Dataset excerpt
┏━━

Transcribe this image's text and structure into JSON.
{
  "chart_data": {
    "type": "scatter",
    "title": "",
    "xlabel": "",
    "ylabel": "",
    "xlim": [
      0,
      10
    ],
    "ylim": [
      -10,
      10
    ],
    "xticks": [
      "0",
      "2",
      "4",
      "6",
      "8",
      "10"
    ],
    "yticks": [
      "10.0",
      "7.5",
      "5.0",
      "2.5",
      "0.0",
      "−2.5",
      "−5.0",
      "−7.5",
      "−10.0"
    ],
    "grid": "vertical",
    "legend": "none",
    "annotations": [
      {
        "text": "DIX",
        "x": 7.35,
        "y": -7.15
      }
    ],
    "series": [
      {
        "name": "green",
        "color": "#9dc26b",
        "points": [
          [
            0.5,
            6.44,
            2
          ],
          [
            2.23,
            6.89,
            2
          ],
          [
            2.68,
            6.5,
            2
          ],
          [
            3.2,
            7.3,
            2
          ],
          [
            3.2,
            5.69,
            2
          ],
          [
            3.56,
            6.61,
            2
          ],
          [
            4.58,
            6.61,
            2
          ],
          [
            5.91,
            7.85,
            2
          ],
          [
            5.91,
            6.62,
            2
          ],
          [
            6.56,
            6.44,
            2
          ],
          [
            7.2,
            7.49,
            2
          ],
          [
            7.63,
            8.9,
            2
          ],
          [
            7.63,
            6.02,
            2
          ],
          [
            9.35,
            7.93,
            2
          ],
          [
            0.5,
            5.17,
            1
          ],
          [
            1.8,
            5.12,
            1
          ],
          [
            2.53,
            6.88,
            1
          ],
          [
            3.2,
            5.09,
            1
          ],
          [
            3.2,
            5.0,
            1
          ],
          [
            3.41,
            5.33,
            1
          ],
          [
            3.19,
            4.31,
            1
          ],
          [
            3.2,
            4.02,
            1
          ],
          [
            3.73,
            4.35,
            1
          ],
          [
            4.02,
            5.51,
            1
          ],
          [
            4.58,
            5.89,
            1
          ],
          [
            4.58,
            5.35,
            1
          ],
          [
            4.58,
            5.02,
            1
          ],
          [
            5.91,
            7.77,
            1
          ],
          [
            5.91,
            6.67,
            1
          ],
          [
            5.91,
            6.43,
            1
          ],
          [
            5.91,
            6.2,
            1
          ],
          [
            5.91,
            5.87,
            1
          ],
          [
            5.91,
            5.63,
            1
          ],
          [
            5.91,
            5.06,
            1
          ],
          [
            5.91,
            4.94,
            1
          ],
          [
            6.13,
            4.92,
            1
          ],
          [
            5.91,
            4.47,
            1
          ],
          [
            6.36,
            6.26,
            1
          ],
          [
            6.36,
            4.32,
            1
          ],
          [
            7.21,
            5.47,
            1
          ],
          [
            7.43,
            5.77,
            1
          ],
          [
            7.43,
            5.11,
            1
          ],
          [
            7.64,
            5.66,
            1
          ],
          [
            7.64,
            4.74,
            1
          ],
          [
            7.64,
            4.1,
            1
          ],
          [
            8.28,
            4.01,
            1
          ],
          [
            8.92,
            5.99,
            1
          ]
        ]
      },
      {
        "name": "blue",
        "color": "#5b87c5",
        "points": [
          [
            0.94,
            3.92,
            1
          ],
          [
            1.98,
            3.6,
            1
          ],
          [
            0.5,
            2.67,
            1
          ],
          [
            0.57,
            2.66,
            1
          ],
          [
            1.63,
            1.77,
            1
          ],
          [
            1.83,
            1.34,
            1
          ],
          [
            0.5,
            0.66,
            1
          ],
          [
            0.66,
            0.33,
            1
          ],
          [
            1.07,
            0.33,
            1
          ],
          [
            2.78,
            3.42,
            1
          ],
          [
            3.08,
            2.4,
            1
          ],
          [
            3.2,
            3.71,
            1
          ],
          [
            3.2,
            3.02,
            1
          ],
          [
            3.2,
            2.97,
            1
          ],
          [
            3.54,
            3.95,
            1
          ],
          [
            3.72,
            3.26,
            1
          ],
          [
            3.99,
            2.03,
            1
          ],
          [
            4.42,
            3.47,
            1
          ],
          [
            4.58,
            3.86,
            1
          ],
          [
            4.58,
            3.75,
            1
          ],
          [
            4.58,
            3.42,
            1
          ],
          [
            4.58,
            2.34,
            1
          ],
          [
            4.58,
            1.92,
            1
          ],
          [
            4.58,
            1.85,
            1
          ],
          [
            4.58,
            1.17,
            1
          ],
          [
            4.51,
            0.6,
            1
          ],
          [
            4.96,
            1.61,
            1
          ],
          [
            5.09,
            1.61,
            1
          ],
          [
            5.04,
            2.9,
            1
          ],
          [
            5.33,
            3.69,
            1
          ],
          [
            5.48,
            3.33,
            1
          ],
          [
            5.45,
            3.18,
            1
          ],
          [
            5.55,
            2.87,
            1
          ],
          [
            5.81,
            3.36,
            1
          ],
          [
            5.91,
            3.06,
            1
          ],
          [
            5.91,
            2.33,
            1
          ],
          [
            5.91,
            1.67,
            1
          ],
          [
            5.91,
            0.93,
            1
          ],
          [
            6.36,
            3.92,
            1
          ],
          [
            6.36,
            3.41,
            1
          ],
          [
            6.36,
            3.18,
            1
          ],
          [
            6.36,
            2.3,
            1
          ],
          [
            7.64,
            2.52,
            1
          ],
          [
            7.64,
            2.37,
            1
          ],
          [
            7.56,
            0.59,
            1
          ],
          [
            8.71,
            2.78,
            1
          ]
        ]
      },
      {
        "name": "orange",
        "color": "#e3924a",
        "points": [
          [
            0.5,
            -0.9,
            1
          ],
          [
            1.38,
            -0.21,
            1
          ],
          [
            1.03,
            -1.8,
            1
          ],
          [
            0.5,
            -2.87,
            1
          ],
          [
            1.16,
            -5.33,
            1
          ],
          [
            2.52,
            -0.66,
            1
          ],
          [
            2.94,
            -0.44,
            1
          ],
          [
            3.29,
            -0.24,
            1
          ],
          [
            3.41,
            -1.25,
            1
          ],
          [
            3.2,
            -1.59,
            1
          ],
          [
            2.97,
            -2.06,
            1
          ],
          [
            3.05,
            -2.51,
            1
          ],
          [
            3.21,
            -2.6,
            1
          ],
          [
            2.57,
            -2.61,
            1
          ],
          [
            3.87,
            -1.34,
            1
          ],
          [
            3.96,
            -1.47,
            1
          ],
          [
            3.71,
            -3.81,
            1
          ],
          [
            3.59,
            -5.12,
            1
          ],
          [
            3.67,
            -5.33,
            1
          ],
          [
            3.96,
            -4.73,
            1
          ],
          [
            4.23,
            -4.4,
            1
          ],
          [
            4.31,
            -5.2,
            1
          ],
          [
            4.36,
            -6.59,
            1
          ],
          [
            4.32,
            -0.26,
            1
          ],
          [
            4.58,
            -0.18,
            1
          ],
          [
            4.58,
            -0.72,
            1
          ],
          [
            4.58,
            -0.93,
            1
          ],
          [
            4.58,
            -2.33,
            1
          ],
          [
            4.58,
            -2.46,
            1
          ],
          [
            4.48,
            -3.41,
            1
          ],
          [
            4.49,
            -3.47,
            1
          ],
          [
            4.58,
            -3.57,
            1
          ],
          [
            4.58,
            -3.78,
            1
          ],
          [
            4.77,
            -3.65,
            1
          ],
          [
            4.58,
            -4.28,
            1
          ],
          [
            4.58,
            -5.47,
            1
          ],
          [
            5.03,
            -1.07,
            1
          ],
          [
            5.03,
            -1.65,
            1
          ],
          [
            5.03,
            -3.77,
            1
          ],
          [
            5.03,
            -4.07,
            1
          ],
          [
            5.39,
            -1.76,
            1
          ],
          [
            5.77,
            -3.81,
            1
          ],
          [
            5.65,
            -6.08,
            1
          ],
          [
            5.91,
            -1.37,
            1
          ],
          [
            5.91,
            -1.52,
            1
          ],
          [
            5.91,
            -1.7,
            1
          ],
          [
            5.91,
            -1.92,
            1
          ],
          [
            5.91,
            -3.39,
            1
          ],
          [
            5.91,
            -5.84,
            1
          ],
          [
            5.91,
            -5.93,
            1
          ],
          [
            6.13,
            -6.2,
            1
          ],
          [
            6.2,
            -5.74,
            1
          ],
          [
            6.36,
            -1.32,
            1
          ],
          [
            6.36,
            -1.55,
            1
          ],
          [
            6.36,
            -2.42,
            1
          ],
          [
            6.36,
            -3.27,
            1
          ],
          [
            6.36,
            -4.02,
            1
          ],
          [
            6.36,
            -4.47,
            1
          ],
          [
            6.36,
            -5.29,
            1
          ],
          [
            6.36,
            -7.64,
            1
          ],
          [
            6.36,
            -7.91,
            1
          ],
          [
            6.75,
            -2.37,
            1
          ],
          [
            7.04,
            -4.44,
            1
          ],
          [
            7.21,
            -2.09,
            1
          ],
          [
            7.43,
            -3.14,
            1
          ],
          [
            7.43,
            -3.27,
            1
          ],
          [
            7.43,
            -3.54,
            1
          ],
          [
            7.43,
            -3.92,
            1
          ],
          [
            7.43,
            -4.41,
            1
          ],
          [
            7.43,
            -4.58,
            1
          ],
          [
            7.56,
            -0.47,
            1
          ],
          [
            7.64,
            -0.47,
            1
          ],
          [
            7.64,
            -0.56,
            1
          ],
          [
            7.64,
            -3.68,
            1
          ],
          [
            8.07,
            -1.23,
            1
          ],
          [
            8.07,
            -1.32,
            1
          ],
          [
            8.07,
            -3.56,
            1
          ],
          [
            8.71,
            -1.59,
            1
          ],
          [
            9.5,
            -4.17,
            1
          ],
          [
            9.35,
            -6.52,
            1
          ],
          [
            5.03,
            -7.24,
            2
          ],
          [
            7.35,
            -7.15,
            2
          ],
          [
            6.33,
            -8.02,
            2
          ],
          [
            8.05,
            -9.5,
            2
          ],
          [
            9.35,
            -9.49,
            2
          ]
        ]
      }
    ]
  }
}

┗━━

> **YOUR TASK**
Write out every line of the data that holds the word "text".

> **TASK RESULT**
Transcribe this image's text and structure into JSON.
        "text": "DIX",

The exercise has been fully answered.